So yeah, do as Commando says!
 
I wouldn't go with the smaller size wire. The length is the issue. Longer runs need larger wire to keep voltage drop to a minimum.

If you really need to maintain the OE look, perhaps you could buy a premade cable from them and cut the wire and then drill it out, making the hole large enough for the #8 wire. Solder new wire into place.

I have bought battery cable wire on Ebay pretty reasonably priced.
 
On looking at a couple repop battery cables, I gotta say those look like they have the wire soldered in place.

This makes it even simpler.
 
in the past , for hot start problems, i have used diesel ford truck cables. they come pre made with the terminal and lug already attached, you would need to match up your length.
 
Today I spoke to Darrin Grove at M & H in southern California {(562) 926-9552 X 205} and he told me that they ARE able to make the exact cable that is needed for my 1973 Newport coupe. And I mean exact -- the only thing that they are not able to replicate is the part number label that is on the positive cable and the negative cable foil marking for the part number that is printed on the actual cable insulation. After much searching, he was able to find the exact gauge wire blanks needed for my car -- so no worries about getting the wrong thing. The cost for the positive cable is $150 and the cost of the negative cable is $100 -- and it will take them 6 to 8 weeks to make it. So if anyone else is interested, give M & H a ring.
 
Just a follow up to these expensive cables for my 1973 Newport coupe -- the positive and negative cables fit like a glove and the starter cranked over like you cannot believe. Yes, they were expensive, and worth every penny. They hooked right up -- I'm very happy with how these turned out.
 
Today I spoke to Darrin Grove at M & H in southern California {(562) 926-9552 X 205} and he told me that they ARE able to make the exact cable that is needed for my 1973 Newport coupe. And I mean exact -- the only thing that they are not able to replicate is the part number label that is on the positive cable and the negative cable foil marking for the part number that is printed on the actual cable insulation. After much searching, he was able to find the exact gauge wire blanks needed for my car -- so no worries about getting the wrong thing. The cost for the positive cable is $150 and the cost of the negative cable is $100 -- and it will take them 6 to 8 weeks to make it. So if anyone else is interested, give M & H a ring.

I'm glad it worked out for you, but dang, $250 for couple of cables....
 
Buy a set of jumper cables, cut to length, crimp on the ends! Got the black and red, got the length worked great for me!!

### WRITTEN TASKS
A – Revise the part of the battery cable discussion that begins at "If you really" and stops after "up your length.", changing "Ebay" to "Craigslist".
B – Summarize the battery cable discussion in two sentences.
C – List every dollar amount given in the battery cable discussion.
Use only the battery cable discussion when responding.

### MATERIAL PROVIDED
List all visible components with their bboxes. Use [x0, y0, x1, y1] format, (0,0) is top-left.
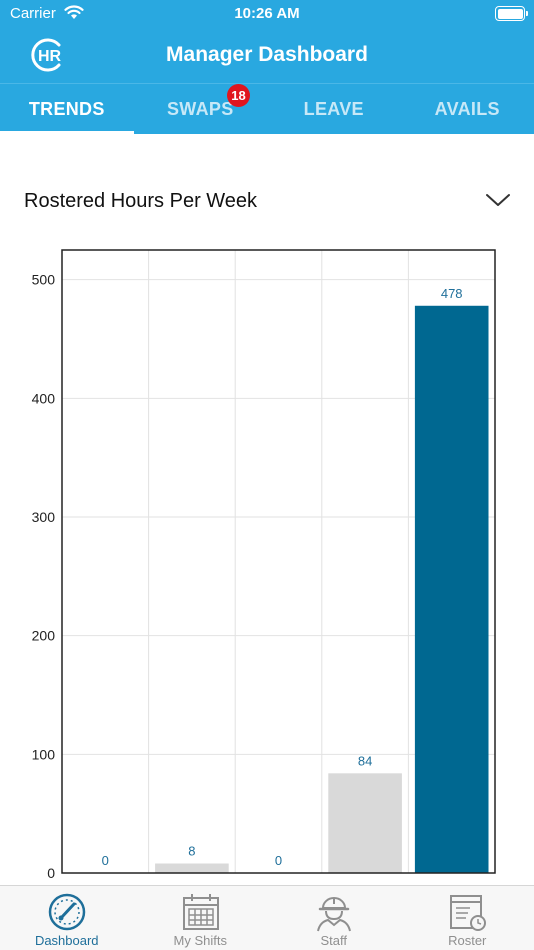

### RESPONSES PER TASK
A –
If you really need to maintain the OE look, perhaps you could buy a premade cable from them and cut the wire and then drill it out, making the hole large enough for the #8 wire. Solder new wire into place.

I have bought battery cable wire on Craigslist pretty reasonably priced.
 
On looking at a couple repop battery cables, I gotta say those look like they have the wire soldered in place.

This makes it even simpler.
 
in the past , for hot start problems, i have used diesel ford truck cables. they come pre made with the terminal and lug already attached, you would need to match up your length.

B – Posters recommend larger wire for long runs to limit voltage drop, and they suggest do-it-yourself options such as soldering new wire into a premade cable, buying battery cable wire on Ebay, using diesel Ford truck cables, or cutting jumper cables to length. One poster had M & H make exact positive and negative cables for a 1973 Newport coupe at $150 and $100, and reported that they fit like a glove and were worth every penny.

C –
- $150
- $100
- $250